## Required actions
a - Reproduce the passage from Bridget's story starting with "That’s why working" and going on through "community are changing.".
b - Answer these questions from Bridget's story:
(i) How old was Bridget when she said no to FGM?
(ii) According to the UN, how many girls and women alive today have undergone some form of FGM?
(iii) Which organization's anti-FGM project in Kenya is helping change attitudes in Bridget's community?

## Source passage
--- START ---

Bridget’s story: saying no to FGM.
Feb 6, 2018
Today, on the International Day of Zero Tolerance for Female Genital Mutilation, join us as we stand with Bridget and everyone working to end this harmful practice around the world.
Three years ago, in Kenya, 15-year-old Bridget had the courage to say no to Female Genital Mutilation/Cutting (FGM); a harmful practice that causes serious physical and psychological harm, and which also often leads to girls stopping school and entering early or forced marriage. Bridget, however, was lucky. According to the UN:
“Globally, it is estimated that at least 200 million girls and women alive today have undergone some form of FGM.”
FGM is a violation of the human rights of girls and women. So today, on the International Day of Zero Tolerance for Female Genital Mutilation, join us as we stand with Bridget and everyone working to end this harmful practice around the world.
With the obvious negative effects – it seems like it should be an easy decision to say no to FGM. But, for Bridget, and millions of women and girls around the world – who live in communities where FGM is seen as a ‘rite of passage’, and where girls who are ‘un-cut’ are often seen as being ‘dirty’ and consequently unable to marry – saying no can mean losing your community, your family and friends. It can be alienating and dangerous.
That’s why working with a whole community is vital to ending FGM; from working with girls, boys, parents, village elders, teachers, schools, religious leaders and local politicians. They all play a crucial part in supporting girls like Bridget to have the courage to say no.
For example, Bridget’s parents were scared of being excluded from the community and wanted to receive the dowry from their daughter’s marriage, and so they had mixed feelings about whether Bridget should have FGM. But, with the support of Feed the Minds’ anti-FGM project in Kenya that has a whole community education approach, attitudes in their community are changing.

--- END ---

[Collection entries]
--- START ---

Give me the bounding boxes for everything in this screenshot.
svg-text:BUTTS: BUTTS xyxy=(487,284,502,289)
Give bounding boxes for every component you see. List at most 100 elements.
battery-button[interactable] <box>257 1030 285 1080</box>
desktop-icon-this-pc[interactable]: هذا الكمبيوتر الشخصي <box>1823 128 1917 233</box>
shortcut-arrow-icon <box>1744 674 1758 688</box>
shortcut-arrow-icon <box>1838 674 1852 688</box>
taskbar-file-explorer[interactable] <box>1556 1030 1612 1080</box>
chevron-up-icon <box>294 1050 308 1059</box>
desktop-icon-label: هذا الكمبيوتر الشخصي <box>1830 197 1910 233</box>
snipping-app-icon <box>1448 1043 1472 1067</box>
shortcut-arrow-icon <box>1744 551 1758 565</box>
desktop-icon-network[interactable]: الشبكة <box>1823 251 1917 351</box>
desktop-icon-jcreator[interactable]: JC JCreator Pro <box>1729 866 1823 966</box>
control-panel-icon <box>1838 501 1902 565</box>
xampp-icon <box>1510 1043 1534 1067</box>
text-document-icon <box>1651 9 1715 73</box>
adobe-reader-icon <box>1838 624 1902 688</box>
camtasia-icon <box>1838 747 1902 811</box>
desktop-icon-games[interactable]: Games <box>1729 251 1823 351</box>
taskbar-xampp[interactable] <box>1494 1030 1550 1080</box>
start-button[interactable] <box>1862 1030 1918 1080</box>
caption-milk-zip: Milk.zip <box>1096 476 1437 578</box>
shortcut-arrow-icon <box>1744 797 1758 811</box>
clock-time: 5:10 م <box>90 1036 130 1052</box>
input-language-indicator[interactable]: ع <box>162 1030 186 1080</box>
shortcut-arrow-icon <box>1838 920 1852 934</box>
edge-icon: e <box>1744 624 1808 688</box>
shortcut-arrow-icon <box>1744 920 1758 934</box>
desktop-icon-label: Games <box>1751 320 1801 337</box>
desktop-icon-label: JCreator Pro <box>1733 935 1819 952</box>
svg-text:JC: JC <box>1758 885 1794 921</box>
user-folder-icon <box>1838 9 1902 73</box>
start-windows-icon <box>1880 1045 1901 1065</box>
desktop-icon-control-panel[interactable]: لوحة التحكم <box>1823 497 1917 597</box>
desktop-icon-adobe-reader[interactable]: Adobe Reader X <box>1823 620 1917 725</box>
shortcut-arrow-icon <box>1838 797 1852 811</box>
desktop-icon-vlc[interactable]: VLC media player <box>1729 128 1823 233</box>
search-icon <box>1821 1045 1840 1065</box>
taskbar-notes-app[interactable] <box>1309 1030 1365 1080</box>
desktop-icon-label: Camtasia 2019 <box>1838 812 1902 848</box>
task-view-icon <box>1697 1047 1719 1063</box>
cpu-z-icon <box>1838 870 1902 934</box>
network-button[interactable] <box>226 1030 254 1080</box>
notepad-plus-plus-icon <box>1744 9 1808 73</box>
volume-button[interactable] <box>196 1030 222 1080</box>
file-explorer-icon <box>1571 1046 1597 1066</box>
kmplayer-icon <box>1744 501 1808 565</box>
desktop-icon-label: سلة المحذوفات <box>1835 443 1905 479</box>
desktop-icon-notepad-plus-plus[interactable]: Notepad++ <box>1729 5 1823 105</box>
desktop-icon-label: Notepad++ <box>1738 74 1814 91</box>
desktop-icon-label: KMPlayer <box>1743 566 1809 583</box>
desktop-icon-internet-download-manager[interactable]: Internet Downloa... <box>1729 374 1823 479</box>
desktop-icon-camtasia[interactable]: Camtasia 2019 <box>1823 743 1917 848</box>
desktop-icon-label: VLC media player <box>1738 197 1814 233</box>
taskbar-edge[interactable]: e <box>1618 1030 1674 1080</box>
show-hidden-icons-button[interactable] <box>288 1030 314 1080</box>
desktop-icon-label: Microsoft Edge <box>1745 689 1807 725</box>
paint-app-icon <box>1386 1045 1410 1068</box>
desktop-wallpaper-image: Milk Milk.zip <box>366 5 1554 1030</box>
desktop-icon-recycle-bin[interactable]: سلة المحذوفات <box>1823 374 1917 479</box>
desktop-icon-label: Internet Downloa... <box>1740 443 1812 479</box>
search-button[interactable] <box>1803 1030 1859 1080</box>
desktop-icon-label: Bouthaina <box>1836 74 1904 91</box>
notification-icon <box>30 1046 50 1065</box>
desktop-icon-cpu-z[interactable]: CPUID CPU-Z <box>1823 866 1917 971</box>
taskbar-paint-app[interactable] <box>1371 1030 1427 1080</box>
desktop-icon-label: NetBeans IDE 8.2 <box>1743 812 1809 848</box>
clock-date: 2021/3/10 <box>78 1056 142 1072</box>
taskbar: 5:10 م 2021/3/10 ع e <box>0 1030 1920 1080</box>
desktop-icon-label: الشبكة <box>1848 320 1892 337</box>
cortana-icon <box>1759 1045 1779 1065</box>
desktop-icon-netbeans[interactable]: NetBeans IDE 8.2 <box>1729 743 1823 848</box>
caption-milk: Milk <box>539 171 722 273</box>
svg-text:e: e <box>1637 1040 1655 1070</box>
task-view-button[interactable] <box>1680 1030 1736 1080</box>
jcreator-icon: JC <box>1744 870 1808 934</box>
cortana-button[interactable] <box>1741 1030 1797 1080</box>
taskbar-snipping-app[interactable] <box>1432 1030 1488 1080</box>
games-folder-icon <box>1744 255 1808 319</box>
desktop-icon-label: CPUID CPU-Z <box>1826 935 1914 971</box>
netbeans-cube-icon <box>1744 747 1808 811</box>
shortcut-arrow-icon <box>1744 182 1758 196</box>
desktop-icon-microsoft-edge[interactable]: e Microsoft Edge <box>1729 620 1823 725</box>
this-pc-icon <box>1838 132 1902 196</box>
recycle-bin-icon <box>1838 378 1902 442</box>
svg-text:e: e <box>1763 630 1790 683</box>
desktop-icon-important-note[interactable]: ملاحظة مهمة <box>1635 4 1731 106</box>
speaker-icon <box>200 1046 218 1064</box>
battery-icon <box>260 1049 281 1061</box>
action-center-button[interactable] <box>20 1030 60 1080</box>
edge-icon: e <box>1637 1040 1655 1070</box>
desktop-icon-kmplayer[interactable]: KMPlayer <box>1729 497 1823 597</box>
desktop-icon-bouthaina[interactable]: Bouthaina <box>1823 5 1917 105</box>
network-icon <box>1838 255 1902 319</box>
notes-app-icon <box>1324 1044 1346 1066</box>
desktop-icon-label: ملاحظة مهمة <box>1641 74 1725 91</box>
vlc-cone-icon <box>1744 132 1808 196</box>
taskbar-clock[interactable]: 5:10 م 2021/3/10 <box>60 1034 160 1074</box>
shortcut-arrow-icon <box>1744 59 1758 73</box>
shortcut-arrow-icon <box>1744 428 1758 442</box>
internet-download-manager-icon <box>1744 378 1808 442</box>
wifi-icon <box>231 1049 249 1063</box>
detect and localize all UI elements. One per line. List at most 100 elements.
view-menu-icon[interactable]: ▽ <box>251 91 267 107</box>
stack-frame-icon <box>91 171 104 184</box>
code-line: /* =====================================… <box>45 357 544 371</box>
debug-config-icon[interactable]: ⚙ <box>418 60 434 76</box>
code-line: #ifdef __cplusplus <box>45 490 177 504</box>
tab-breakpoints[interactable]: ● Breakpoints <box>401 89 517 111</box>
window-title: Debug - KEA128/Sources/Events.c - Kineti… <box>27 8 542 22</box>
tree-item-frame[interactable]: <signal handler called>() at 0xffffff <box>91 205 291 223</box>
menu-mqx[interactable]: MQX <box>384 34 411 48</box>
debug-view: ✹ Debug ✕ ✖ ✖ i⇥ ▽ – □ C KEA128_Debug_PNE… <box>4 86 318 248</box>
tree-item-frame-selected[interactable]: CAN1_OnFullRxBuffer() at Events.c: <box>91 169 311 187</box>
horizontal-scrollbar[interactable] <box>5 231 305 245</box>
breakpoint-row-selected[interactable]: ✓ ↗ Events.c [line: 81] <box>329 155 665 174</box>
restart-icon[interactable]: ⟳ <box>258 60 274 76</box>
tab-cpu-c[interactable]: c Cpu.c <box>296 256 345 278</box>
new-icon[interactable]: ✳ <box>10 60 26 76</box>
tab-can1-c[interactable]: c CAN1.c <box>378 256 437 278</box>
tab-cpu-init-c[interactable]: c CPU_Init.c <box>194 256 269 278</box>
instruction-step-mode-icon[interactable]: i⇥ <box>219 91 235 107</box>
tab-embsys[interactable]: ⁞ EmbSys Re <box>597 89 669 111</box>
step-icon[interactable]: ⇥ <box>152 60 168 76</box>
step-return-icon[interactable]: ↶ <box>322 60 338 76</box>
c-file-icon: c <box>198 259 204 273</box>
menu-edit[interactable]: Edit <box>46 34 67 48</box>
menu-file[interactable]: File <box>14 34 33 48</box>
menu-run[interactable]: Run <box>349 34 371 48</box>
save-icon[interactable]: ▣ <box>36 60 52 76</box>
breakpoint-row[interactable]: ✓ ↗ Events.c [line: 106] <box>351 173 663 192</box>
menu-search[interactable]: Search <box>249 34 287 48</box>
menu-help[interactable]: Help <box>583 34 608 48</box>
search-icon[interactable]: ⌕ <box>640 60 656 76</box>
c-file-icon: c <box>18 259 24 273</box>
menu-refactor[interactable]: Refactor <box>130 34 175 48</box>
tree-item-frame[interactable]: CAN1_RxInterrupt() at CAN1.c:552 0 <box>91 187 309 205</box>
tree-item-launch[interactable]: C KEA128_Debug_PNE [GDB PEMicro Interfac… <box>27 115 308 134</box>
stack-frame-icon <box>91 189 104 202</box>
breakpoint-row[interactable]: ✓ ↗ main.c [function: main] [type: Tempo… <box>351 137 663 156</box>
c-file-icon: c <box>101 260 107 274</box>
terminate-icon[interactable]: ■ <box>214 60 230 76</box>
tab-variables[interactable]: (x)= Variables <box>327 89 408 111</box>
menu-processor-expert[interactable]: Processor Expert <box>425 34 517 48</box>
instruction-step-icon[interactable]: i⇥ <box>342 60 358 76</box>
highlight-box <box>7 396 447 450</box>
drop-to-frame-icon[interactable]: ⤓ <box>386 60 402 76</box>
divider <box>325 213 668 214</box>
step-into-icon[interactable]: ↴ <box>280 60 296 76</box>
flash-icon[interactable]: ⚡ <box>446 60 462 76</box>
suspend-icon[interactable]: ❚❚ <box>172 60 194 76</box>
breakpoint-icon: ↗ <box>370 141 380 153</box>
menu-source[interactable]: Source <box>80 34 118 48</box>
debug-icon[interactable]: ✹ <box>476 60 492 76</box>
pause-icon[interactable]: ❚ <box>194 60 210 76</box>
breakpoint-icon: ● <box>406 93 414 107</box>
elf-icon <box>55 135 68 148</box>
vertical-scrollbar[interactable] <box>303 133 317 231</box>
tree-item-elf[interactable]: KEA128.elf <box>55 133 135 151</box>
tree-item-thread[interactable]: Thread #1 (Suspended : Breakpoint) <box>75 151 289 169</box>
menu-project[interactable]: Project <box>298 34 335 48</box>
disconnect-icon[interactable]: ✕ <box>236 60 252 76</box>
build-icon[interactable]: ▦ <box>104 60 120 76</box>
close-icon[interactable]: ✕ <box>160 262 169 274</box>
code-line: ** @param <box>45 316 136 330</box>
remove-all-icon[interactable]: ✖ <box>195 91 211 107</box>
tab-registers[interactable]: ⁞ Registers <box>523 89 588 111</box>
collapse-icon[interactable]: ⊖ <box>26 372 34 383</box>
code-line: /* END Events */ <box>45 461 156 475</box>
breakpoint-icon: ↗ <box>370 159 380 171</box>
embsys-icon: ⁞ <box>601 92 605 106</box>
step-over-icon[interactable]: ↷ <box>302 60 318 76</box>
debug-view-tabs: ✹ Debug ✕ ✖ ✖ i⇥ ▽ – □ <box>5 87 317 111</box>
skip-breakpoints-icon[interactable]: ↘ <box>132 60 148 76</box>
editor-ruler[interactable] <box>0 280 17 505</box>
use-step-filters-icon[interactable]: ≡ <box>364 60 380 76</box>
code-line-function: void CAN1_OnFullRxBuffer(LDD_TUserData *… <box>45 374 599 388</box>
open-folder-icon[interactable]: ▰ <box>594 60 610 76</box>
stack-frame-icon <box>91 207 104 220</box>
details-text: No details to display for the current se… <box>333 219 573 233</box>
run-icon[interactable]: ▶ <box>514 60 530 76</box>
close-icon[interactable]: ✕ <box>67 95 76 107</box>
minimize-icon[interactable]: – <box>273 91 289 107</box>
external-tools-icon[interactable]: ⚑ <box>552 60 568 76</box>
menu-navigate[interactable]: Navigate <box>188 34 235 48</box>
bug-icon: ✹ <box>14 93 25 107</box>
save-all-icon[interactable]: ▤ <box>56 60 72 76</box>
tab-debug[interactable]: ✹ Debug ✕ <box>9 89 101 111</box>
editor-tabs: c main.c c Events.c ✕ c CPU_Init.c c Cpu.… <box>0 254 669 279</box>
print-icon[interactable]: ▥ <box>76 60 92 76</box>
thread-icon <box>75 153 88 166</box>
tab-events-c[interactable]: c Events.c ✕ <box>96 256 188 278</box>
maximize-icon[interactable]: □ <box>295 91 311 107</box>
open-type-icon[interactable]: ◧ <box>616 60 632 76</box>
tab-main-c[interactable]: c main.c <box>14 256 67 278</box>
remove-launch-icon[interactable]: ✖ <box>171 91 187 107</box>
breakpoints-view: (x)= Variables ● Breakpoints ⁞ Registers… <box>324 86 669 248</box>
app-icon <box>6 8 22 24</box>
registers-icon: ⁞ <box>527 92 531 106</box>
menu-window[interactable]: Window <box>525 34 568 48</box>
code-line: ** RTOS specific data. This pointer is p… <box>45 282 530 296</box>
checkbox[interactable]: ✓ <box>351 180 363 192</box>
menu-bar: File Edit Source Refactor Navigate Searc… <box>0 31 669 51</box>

--- END ---

## Answers for each item
a -
That’s why working with a whole community is vital to ending FGM; from working with girls, boys, parents, village elders, teachers, schools, religious leaders and local politicians. They all play a crucial part in supporting girls like Bridget to have the courage to say no.
For example, Bridget’s parents were scared of being excluded from the community and wanted to receive the dowry from their daughter’s marriage, and so they had mixed feelings about whether Bridget should have FGM. But, with the support of Feed the Minds’ anti-FGM project in Kenya that has a whole community education approach, attitudes in their community are changing.

b -
(i) 15 years old
(ii) At least 200 million
(iii) Feed the Minds